• **Problem requirements**
Write the records out again, precisely as they stand.

........

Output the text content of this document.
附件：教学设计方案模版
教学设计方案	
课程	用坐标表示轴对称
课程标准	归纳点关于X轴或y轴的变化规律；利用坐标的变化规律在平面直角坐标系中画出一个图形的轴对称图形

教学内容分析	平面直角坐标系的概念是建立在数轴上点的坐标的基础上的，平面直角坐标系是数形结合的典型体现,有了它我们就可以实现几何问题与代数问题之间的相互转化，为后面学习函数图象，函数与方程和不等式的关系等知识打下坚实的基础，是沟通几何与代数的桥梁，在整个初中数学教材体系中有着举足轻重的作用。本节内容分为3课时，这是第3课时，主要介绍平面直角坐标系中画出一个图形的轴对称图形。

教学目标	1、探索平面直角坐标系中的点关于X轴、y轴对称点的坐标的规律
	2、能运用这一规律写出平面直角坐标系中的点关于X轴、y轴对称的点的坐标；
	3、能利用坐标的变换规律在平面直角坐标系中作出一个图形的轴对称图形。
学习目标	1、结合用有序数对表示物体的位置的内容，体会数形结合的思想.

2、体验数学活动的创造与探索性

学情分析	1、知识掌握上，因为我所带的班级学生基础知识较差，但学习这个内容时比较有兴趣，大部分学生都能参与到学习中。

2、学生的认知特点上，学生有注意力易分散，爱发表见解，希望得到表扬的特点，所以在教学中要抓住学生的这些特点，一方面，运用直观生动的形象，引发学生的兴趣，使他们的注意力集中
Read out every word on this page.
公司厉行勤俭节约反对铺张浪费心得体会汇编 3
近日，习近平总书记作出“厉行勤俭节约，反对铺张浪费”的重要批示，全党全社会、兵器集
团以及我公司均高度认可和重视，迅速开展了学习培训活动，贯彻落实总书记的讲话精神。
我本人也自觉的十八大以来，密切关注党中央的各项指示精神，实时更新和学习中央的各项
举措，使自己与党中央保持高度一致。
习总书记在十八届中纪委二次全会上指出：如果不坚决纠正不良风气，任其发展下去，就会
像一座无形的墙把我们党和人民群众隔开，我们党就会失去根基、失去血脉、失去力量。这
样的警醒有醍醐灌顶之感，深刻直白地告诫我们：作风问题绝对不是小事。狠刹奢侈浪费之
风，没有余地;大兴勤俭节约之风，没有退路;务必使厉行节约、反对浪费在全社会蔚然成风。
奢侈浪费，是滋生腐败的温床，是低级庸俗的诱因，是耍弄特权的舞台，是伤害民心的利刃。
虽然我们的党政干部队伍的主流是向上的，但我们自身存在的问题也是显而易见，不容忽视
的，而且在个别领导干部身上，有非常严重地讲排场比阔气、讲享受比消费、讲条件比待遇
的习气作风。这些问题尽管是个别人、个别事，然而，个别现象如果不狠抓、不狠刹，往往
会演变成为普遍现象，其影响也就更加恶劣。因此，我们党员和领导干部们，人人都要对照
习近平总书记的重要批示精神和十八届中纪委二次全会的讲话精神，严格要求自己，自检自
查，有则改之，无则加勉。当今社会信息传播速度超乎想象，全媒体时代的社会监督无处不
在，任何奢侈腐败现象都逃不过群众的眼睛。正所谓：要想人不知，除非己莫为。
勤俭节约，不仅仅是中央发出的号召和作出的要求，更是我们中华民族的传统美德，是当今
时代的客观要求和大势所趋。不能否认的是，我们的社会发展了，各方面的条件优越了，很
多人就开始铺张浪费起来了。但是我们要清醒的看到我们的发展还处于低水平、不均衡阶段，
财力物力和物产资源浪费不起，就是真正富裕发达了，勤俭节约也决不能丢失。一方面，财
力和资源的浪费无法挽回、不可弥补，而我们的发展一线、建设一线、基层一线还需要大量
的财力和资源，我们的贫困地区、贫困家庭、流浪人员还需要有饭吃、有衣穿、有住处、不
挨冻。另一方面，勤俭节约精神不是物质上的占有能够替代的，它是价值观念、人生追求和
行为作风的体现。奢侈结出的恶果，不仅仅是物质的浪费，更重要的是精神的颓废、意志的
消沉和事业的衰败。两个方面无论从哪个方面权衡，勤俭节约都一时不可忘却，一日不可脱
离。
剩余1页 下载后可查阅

........

• **Task response**
Output the text content of this document.
附件：教学设计方案模版
教学设计方案	
课程	用坐标表示轴对称
课程标准	归纳点关于X轴或y轴的变化规律；利用坐标的变化规律在平面直角坐标系中画出一个图形的轴对称图形

教学内容分析	平面直角坐标系的概念是建立在数轴上点的坐标的基础上的，平面直角坐标系是数形结合的典型体现,有了它我们就可以实现几何问题与代数问题之间的相互转化，为后面学习函数图象，函数与方程和不等式的关系等知识打下坚实的基础，是沟通几何与代数的桥梁，在整个初中数学教材体系中有着举足轻重的作用。本节内容分为3课时，这是第3课时，主要介绍平面直角坐标系中画出一个图形的轴对称图形。

教学目标	1、探索平面直角坐标系中的点关于X轴、y轴对称点的坐标的规律
	2、能运用这一规律写出平面直角坐标系中的点关于X轴、y轴对称的点的坐标；
	3、能利用坐标的变换规律在平面直角坐标系中作出一个图形的轴对称图形。
学习目标	1、结合用有序数对表示物体的位置的内容，体会数形结合的思想.

2、体验数学活动的创造与探索性

学情分析	1、知识掌握上，因为我所带的班级学生基础知识较差，但学习这个内容时比较有兴趣，大部分学生都能参与到学习中。

2、学生的认知特点上，学生有注意力易分散，爱发表见解，希望得到表扬的特点，所以在教学中要抓住学生的这些特点，一方面，运用直观生动的形象，引发学生的兴趣，使他们的注意力集中
Read out every word on this page.
公司厉行勤俭节约反对铺张浪费心得体会汇编 3
近日，习近平总书记作出“厉行勤俭节约，反对铺张浪费”的重要批示，全党全社会、兵器集
团以及我公司均高度认可和重视，迅速开展了学习培训活动，贯彻落实总书记的讲话精神。
我本人也自觉的十八大以来，密切关注党中央的各项指示精神，实时更新和学习中央的各项
举措，使自己与党中央保持高度一致。
习总书记在十八届中纪委二次全会上指出：如果不坚决纠正不良风气，任其发展下去，就会
像一座无形的墙把我们党和人民群众隔开，我们党就会失去根基、失去血脉、失去力量。这
样的警醒有醍醐灌顶之感，深刻直白地告诫我们：作风问题绝对不是小事。狠刹奢侈浪费之
风，没有余地;大兴勤俭节约之风，没有退路;务必使厉行节约、反对浪费在全社会蔚然成风。
奢侈浪费，是滋生腐败的温床，是低级庸俗的诱因，是耍弄特权的舞台，是伤害民心的利刃。
虽然我们的党政干部队伍的主流是向上的，但我们自身存在的问题也是显而易见，不容忽视
的，而且在个别领导干部身上，有非常严重地讲排场比阔气、讲享受比消费、讲条件比待遇
的习气作风。这些问题尽管是个别人、个别事，然而，个别现象如果不狠抓、不狠刹，往往
会演变成为普遍现象，其影响也就更加恶劣。因此，我们党员和领导干部们，人人都要对照
习近平总书记的重要批示精神和十八届中纪委二次全会的讲话精神，严格要求自己，自检自
查，有则改之，无则加勉。当今社会信息传播速度超乎想象，全媒体时代的社会监督无处不
在，任何奢侈腐败现象都逃不过群众的眼睛。正所谓：要想人不知，除非己莫为。
勤俭节约，不仅仅是中央发出的号召和作出的要求，更是我们中华民族的传统美德，是当今
时代的客观要求和大势所趋。不能否认的是，我们的社会发展了，各方面的条件优越了，很
多人就开始铺张浪费起来了。但是我们要清醒的看到我们的发展还处于低水平、不均衡阶段，
财力物力和物产资源浪费不起，就是真正富裕发达了，勤俭节约也决不能丢失。一方面，财
力和资源的浪费无法挽回、不可弥补，而我们的发展一线、建设一线、基层一线还需要大量
的财力和资源，我们的贫困地区、贫困家庭、流浪人员还需要有饭吃、有衣穿、有住处、不
挨冻。另一方面，勤俭节约精神不是物质上的占有能够替代的，它是价值观念、人生追求和
行为作风的体现。奢侈结出的恶果，不仅仅是物质的浪费，更重要的是精神的颓废、意志的
消沉和事业的衰败。两个方面无论从哪个方面权衡，勤俭节约都一时不可忘却，一日不可脱
离。
剩余1页 下载后可查阅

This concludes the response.